Extracted records:
----

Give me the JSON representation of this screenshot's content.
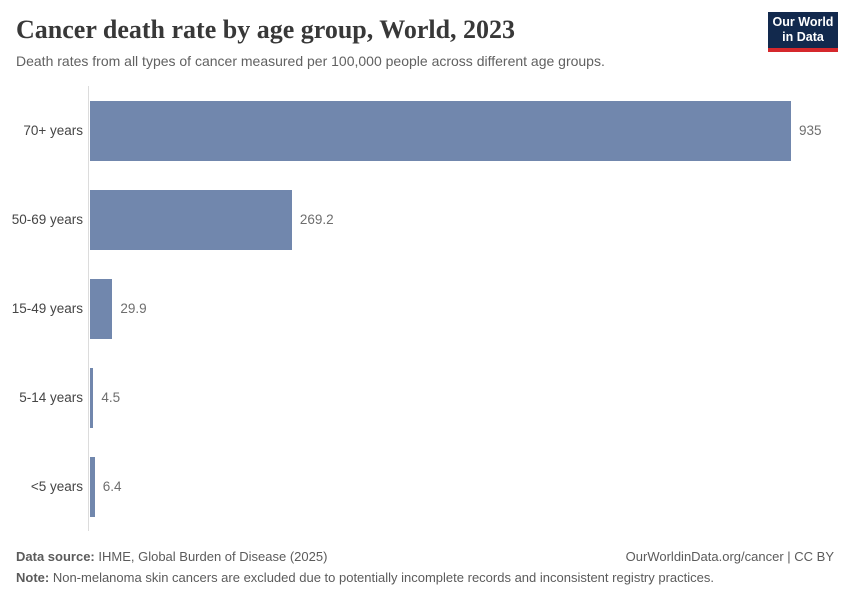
{
  "header": {
    "title": "Cancer death rate by age group, World, 2023",
    "subtitle": "Death rates from all types of cancer measured per 100,000 people across different age groups.",
    "logo": {
      "line1": "Our World",
      "line2": "in Data",
      "bg_color": "#12294d",
      "accent_color": "#d5282c"
    }
  },
  "chart_data": {
    "type": "bar",
    "orientation": "horizontal",
    "title": "Cancer death rate by age group, World, 2023",
    "xlabel": "",
    "ylabel": "",
    "categories": [
      "70+ years",
      "50-69 years",
      "15-49 years",
      "5-14 years",
      "<5 years"
    ],
    "values": [
      935,
      269.2,
      29.9,
      4.5,
      6.4
    ],
    "value_labels": [
      "935",
      "269.2",
      "29.9",
      "4.5",
      "6.4"
    ],
    "unit": "deaths per 100,000 people",
    "xlim": [
      0,
      935
    ],
    "grid": false,
    "legend": null,
    "bar_color": "#7187ad",
    "axis_color": "#dcdcdc"
  },
  "footer": {
    "source_label": "Data source:",
    "source_text": " IHME, Global Burden of Disease (2025)",
    "note_label": "Note:",
    "note_text": " Non-melanoma skin cancers are excluded due to potentially incomplete records and inconsistent registry practices.",
    "link_text": "OurWorldinData.org/cancer | CC BY"
  }
}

----

### GIVEN PROBLEM
Repeat all of the records verbatim, leaving out the pictures.

### SOLUTION TO THIS EXERCISE
Give me the JSON representation of this screenshot's content.
{
  "header": {
    "title": "Cancer death rate by age group, World, 2023",
    "subtitle": "Death rates from all types of cancer measured per 100,000 people across different age groups.",
    "logo": {
      "line1": "Our World",
      "line2": "in Data",
      "bg_color": "#12294d",
      "accent_color": "#d5282c"
    }
  },
  "chart_data": {
    "type": "bar",
    "orientation": "horizontal",
    "title": "Cancer death rate by age group, World, 2023",
    "xlabel": "",
    "ylabel": "",
    "categories": [
      "70+ years",
      "50-69 years",
      "15-49 years",
      "5-14 years",
      "<5 years"
    ],
    "values": [
      935,
      269.2,
      29.9,
      4.5,
      6.4
    ],
    "value_labels": [
      "935",
      "269.2",
      "29.9",
      "4.5",
      "6.4"
    ],
    "unit": "deaths per 100,000 people",
    "xlim": [
      0,
      935
    ],
    "grid": false,
    "legend": null,
    "bar_color": "#7187ad",
    "axis_color": "#dcdcdc"
  },
  "footer": {
    "source_label": "Data source:",
    "source_text": " IHME, Global Burden of Disease (2025)",
    "note_label": "Note:",
    "note_text": " Non-melanoma skin cancers are excluded due to potentially incomplete records and inconsistent registry practices.",
    "link_text": "OurWorldinData.org/cancer | CC BY"
  }
}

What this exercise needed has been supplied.